• [AUSGEWÄHLTER TEXT]:
---------------

Drei, zwei, eins – Jugger!

Zwei Mannschaften stehen sich gegenüber. Die Stimmung ist angespannt und feindselig. Mit Ertönen des ersten Schlages stürzen sich zwei Spieler auf einen blutigen Hundeschädel in der Mitte des Feldes, während andere mit Stäben und Eisenketten aufeinander einschlagen und sich die Knochen brechen.

Was nach einem ziemlich brutalen und schmerzhaften Kampf klingt, ist die Anfangsszene von „Jugger – Kampf der Besten“, einem dystopischen Film, in dem Mannschaften durch die Endzeitwüste wandern und sich mit solchen Kämpfen ihren Lebensunterhalt verdienen. In den Neunzigerjahren war der Film der Beginn eines neuen Mannschaftssports: Jugger. Was mit Liverollen- und Mittelalterspielen begann, hat sich inzwischen zu einer internationalen Szene entwickelt, die bis in den hohen Norden Deutschlands reicht. In Flensburg spielen die „Nordischen Sport-Amateure“ (NSA) seit 2014 zwei bis drei Mal wöchentlich.

Jugger – was ist das überhaupt?

Beim Jugger spielen zwei Mannschaften gegeneinander. Eine Mannschaft besteht dabei aus einem Läufer und vier Pompfern. Ziel ist es, den Jugg, der in Anlehnung an den Film die Form eines Hundeschädels hat, im Mal des Gegners zu platzieren. Er darf dabei nur vom Läufer berührt werden. Die anderen Spieler versuchen, die gegnerische Mannschaft mit verschiedenen Sportgeräten, den Pompfen, auf Abstand zu halten und zu treffen und ihrem Läufer so das Feld freizuhalten. Erzielt der Läufer einen Punkt, stellen sich die Mannschaften wieder neu an beiden Enden des Spielfelds auf und das Spiel geht weiter. Die Spieldauer wird beim Jugger nicht in Minuten, sondern in Trommelschlägen gemessen, die auch Steine genannt werden. Alle 1,5 Sekunden ertönt ein Schlag, ein Spiel dauert in der Regel zweimal 100 Steine. Wird ein Spieler von einer Pompfe getroffen, wird er inaktiv und muss am Boden kniend fünf Steine abwarten, bis er wieder aktiv am Spiel teilnehmen kann.

Bevor es mit dem Training so richtig losgeht, erklärt mir Ben von den NSA noch die verschiedenen Pompfen. Neben der Kurz- und Langpompfe gibt es noch den Q-Tip, der so heißt, weil er aussieht wie ein riesiges Ohrenstäbchen, den Stab, das Schild und die Kette. Sie ist aufgrund ihrer Reichweite besonders wirksam, um den Gegner auf Distanz zu halten. Alle Pompfen werden von den Spielern selbst gebastelt.

---------------

• [GEGEBENE DATEN]:
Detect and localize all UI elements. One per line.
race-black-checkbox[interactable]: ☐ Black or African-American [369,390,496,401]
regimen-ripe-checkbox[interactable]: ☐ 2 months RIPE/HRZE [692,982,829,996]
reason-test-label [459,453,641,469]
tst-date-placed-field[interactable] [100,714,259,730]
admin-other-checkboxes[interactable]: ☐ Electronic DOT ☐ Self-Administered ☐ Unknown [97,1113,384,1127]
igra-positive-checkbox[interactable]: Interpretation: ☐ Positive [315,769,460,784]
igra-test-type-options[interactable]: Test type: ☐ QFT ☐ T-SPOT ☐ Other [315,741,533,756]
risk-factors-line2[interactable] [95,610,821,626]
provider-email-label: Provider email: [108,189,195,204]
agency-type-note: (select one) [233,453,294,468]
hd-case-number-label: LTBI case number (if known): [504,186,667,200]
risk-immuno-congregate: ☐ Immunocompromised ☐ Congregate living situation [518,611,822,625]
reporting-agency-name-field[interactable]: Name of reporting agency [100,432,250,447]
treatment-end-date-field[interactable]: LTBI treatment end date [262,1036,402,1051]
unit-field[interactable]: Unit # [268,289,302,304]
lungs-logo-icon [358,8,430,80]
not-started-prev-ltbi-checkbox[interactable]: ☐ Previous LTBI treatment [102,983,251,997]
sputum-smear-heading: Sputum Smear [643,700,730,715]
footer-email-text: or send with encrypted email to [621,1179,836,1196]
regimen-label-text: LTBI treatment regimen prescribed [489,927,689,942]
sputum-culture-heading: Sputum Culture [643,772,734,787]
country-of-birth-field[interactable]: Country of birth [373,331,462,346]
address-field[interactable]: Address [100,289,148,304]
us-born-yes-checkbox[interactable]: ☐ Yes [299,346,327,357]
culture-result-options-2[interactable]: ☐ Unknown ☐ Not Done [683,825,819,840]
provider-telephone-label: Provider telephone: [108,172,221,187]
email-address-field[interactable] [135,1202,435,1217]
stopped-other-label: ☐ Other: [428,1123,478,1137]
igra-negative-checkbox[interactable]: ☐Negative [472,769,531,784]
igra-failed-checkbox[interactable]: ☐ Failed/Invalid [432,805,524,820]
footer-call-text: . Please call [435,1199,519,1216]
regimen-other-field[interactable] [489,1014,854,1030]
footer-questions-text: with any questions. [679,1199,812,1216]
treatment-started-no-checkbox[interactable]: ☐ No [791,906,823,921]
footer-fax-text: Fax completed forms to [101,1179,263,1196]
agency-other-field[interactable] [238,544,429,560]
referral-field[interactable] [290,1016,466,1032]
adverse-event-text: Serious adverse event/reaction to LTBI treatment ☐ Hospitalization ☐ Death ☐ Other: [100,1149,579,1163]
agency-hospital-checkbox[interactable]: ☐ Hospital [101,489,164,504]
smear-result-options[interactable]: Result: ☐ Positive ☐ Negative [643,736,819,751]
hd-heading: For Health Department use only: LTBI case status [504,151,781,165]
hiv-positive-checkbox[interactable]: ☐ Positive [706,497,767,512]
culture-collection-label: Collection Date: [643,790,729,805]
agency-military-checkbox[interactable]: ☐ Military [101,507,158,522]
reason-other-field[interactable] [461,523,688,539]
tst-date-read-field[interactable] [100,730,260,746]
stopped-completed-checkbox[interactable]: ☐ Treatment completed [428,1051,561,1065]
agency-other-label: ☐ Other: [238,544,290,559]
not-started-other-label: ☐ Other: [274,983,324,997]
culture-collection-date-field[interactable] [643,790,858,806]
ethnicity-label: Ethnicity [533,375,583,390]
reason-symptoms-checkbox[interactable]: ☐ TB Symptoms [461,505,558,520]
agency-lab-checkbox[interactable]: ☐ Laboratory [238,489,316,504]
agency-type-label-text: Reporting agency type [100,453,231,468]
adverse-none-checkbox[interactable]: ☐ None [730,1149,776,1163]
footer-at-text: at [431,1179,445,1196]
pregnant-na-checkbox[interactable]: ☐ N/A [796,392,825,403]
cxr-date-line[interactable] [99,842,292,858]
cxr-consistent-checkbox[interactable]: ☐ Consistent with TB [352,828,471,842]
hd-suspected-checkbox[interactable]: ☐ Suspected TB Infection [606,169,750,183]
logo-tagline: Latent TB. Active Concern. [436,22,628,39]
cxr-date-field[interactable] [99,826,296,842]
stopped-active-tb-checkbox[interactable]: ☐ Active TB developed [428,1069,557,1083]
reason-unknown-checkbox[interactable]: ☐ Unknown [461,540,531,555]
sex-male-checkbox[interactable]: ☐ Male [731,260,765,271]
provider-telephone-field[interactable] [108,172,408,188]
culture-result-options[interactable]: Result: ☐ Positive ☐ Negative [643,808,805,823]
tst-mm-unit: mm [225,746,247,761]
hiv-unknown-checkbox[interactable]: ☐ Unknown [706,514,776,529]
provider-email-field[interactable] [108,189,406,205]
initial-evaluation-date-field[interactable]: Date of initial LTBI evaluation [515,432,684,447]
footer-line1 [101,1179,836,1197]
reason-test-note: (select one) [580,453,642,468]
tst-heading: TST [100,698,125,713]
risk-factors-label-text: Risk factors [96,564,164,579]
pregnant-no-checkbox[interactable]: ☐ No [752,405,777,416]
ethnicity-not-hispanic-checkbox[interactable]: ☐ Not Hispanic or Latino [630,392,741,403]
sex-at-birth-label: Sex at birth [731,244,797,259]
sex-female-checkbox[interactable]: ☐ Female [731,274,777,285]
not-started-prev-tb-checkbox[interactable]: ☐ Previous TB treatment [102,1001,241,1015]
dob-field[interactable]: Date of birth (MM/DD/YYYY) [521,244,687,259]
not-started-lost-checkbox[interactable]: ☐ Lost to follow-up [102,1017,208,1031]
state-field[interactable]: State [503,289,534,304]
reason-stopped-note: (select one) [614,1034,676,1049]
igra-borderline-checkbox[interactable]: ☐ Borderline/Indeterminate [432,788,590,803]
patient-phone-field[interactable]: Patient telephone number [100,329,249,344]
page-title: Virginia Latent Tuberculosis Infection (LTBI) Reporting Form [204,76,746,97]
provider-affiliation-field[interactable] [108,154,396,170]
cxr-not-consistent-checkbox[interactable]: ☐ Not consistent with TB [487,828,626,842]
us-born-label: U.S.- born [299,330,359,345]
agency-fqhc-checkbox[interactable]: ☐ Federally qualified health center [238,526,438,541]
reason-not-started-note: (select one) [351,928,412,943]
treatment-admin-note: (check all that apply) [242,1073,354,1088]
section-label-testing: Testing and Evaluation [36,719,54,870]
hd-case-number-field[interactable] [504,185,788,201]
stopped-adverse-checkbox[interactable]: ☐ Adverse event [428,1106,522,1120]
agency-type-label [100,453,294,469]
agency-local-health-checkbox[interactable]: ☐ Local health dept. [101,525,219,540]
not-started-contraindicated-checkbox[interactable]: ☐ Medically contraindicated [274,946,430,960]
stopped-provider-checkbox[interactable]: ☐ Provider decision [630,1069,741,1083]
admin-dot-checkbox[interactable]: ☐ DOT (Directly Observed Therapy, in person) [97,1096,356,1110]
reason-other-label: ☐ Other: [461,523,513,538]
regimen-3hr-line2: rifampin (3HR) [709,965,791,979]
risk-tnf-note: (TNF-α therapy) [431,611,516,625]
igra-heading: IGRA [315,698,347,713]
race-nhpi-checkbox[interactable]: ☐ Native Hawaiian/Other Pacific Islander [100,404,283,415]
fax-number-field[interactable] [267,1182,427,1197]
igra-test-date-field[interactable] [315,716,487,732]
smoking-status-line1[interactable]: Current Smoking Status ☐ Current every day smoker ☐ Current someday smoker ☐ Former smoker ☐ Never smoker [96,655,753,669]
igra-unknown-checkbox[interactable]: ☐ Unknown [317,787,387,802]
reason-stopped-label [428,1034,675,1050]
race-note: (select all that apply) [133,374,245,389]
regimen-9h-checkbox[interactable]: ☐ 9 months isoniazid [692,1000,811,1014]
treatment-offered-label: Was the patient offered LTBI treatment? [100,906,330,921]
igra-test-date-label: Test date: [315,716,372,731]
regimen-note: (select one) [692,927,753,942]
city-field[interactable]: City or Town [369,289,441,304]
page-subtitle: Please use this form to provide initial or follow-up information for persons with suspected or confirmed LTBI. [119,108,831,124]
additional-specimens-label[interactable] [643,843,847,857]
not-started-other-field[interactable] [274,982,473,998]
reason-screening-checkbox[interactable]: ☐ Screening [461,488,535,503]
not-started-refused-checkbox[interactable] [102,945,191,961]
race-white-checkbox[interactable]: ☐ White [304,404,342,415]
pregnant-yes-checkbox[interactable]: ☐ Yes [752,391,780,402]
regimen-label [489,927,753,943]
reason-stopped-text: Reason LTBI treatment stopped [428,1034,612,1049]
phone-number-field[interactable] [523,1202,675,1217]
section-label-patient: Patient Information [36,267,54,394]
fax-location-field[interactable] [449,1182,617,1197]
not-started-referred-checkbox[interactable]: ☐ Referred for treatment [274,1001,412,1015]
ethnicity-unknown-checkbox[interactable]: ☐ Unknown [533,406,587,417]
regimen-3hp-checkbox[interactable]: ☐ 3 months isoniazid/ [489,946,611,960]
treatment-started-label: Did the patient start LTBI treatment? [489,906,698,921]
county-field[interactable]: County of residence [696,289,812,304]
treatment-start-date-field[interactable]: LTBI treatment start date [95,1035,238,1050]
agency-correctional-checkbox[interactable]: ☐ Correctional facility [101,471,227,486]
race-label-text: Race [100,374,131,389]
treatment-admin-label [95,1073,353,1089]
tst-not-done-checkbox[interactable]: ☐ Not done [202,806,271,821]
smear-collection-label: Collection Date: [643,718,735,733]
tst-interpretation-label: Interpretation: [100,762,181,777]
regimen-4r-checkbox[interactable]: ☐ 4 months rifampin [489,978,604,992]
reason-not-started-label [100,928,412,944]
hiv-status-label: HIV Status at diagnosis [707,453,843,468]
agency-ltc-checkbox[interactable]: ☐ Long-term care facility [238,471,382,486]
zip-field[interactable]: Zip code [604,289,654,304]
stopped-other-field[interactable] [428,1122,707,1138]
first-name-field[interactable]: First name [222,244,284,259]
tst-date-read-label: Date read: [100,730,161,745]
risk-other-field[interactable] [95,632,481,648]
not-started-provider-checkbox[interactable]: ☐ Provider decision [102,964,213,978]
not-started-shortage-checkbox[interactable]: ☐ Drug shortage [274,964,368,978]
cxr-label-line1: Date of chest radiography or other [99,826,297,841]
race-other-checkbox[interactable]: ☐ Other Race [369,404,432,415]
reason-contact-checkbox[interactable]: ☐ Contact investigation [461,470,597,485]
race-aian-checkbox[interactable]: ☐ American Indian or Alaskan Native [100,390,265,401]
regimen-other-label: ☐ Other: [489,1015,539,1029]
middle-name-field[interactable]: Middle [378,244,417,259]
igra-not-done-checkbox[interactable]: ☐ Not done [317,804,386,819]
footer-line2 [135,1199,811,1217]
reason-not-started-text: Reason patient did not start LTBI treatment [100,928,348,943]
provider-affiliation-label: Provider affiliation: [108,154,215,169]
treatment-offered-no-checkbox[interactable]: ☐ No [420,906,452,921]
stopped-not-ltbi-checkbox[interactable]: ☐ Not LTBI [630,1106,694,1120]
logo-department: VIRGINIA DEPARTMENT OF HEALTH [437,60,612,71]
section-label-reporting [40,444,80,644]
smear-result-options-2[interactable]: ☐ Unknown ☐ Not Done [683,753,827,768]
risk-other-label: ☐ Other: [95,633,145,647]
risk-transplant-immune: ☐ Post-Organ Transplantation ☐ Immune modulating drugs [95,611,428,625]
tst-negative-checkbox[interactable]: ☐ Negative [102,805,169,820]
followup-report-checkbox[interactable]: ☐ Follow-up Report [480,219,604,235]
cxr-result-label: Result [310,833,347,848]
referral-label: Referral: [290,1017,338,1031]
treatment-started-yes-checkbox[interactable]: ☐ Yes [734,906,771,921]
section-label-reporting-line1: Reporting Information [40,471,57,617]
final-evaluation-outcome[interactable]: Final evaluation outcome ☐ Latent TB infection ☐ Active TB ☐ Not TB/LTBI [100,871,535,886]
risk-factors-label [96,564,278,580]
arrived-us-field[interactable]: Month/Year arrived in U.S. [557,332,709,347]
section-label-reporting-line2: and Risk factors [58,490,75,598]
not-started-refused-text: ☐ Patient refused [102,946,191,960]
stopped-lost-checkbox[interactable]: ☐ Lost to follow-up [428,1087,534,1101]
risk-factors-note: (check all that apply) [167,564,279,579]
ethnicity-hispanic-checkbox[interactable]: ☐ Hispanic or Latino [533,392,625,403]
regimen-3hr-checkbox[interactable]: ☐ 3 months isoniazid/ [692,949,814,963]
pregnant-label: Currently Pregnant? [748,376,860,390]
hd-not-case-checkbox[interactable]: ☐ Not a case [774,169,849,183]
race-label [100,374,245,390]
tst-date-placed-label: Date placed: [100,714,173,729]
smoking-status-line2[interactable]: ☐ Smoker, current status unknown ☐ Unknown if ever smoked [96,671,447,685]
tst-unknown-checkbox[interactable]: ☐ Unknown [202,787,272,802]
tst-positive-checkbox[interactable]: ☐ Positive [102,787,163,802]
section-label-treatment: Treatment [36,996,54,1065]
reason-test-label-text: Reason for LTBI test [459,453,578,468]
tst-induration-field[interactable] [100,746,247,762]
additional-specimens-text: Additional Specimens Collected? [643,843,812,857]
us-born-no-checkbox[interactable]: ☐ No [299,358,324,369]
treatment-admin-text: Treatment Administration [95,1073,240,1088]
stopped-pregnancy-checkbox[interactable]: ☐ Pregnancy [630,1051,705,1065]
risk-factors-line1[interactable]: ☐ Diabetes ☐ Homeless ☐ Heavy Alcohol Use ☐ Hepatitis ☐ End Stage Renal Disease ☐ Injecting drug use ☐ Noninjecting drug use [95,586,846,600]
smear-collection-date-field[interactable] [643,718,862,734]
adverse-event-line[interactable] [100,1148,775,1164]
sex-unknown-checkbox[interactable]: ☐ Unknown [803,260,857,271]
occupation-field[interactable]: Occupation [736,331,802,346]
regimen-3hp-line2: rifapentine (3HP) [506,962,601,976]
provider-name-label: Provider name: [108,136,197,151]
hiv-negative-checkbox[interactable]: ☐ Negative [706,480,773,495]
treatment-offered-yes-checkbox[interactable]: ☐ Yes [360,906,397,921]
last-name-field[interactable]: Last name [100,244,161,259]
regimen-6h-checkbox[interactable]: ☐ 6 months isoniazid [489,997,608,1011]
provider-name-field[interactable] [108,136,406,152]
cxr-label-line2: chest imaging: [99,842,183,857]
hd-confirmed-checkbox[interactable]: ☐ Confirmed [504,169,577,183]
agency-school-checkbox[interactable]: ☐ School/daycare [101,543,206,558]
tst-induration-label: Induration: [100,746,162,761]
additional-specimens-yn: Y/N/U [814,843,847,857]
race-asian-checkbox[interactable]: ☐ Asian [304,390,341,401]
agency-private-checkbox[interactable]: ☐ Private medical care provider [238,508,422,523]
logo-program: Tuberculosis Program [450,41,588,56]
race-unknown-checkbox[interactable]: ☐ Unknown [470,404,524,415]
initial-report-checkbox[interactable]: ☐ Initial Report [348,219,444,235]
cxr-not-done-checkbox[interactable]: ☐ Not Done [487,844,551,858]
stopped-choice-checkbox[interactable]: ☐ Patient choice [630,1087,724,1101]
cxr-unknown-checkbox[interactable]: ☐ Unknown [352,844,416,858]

---------------

• [ZU LÖSENDE AUFGABEN]:
1. Stelle bitte den Abschnitt der Datensätze vom Anfang bis einschließlich der Zeile mit "address-field[interactable]: Address [100,289,148,304]" als nummerierte Liste dar und lass Leerzeilen weg.
2. Führe den Text über Jugger ab der Stelle fort, an der er aufhört.

• [ERGEBNISSE JE AUFGABE]:
1.
1. Detect and localize all UI elements. One per line.
2. race-black-checkbox[interactable]: ☐ Black or African-American [369,390,496,401]
3. regimen-ripe-checkbox[interactable]: ☐ 2 months RIPE/HRZE [692,982,829,996]
4. reason-test-label [459,453,641,469]
5. tst-date-placed-field[interactable] [100,714,259,730]
6. admin-other-checkboxes[interactable]: ☐ Electronic DOT ☐ Self-Administered ☐ Unknown [97,1113,384,1127]
7. igra-positive-checkbox[interactable]: Interpretation: ☐ Positive [315,769,460,784]
8. igra-test-type-options[interactable]: Test type: ☐ QFT ☐ T-SPOT ☐ Other [315,741,533,756]
9. risk-factors-line2[interactable] [95,610,821,626]
10. provider-email-label: Provider email: [108,189,195,204]
11. agency-type-note: (select one) [233,453,294,468]
12. hd-case-number-label: LTBI case number (if known): [504,186,667,200]
13. risk-immuno-congregate: ☐ Immunocompromised ☐ Congregate living situation [518,611,822,625]
14. reporting-agency-name-field[interactable]: Name of reporting agency [100,432,250,447]
15. treatment-end-date-field[interactable]: LTBI treatment end date [262,1036,402,1051]
16. unit-field[interactable]: Unit # [268,289,302,304]
17. lungs-logo-icon [358,8,430,80]
18. not-started-prev-ltbi-checkbox[interactable]: ☐ Previous LTBI treatment [102,983,251,997]
19. sputum-smear-heading: Sputum Smear [643,700,730,715]
20. footer-email-text: or send with encrypted email to [621,1179,836,1196]
21. regimen-label-text: LTBI treatment regimen prescribed [489,927,689,942]
22. sputum-culture-heading: Sputum Culture [643,772,734,787]
23. country-of-birth-field[interactable]: Country of birth [373,331,462,346]
24. address-field[interactable]: Address [100,289,148,304]

2.
Jugger vereint Elemente aus verschiedenen Sportarten und erinnert beim Zusehen an eine Mischung aus Fechten, Stockkampf, Ringen und Rugby. Wer glaubt, das alles sei nur was für harte, bärtige Jungs, hat weit gefehlt, denn Jugger ist durchaus kein reiner Männersport. Anna ist nur eine von mehreren Frauen bei den NSA. Sie ist 23 und wie Ben seit einem guten Jahr dabei.

Kein Platz für blutrünstige Einzelkämpfer

Nach dem Aufwärmen wird dann auch endlich im Training gejuggert. Ich schnappe mir eine Langpompfe und los geht´s. Das Spiel beginnt mit dem traditionellen Schlachtruf „Drei, zwei, eins – Jugger!“. Die ersten Runden verbringe ich dabei ziemlich oft steinezählend auf dem Boden, denn es ist gar nicht so leicht, schnell zu sein, die gegnerischen Spieler auf Abstand zu halten und dabei selbst nicht von Pompfen berührt zu werden.

Im Gegensatz zum Film sind Knochenbrüche und blutige Verletzungen beim Jugger im Übrigen nicht an der Tagesordnung. Sowohl der Jugg als auch die Pompfen sind gut mit Schaumstoff gepolstert und die Spieler so weitestgehend vor Verletzungen geschützt. Sicherheit spielt nämlich eine große Rolle. Genau wie Teamgeist und Fairness.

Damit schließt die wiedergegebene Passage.